* Aim of the exercise:
List all lines of the data that include the string "novom".

☆ ☆ ☆ ☆

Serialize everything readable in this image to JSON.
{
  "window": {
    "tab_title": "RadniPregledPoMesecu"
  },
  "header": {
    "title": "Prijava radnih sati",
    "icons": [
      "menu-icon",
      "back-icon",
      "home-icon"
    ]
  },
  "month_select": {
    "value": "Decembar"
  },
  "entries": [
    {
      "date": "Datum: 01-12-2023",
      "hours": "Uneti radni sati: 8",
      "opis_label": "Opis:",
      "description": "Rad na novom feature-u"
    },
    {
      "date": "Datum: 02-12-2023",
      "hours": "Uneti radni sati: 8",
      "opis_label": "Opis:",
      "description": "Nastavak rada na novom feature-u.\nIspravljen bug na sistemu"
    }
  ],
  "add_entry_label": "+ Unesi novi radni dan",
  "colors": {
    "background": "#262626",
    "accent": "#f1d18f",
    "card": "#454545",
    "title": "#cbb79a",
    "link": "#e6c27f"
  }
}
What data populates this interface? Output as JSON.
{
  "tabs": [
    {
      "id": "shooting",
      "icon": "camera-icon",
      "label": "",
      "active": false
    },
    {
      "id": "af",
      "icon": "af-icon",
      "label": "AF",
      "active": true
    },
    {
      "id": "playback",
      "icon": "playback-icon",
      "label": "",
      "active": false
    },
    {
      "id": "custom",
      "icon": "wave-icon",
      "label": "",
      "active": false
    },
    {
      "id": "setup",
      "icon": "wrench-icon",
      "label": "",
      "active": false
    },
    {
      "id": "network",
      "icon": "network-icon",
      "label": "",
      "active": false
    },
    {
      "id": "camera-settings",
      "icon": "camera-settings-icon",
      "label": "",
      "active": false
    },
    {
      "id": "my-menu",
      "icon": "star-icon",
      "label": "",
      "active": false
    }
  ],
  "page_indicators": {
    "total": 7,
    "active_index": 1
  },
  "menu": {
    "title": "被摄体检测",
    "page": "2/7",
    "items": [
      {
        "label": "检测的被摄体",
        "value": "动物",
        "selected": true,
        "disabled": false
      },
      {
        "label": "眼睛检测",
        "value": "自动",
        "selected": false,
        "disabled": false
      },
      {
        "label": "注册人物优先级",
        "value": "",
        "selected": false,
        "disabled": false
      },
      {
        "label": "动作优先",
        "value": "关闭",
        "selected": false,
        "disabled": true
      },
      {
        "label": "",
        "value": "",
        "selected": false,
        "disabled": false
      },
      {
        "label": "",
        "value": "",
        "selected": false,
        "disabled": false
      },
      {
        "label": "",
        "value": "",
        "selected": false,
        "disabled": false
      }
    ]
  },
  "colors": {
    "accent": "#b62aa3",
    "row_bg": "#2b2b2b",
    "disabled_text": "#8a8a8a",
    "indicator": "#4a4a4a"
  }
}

☆ ☆ ☆ ☆

* Completed exercise:
      "description": "Rad na novom feature-u"
      "description": "Nastavak rada na novom feature-u.\nIspravljen bug na sistemu"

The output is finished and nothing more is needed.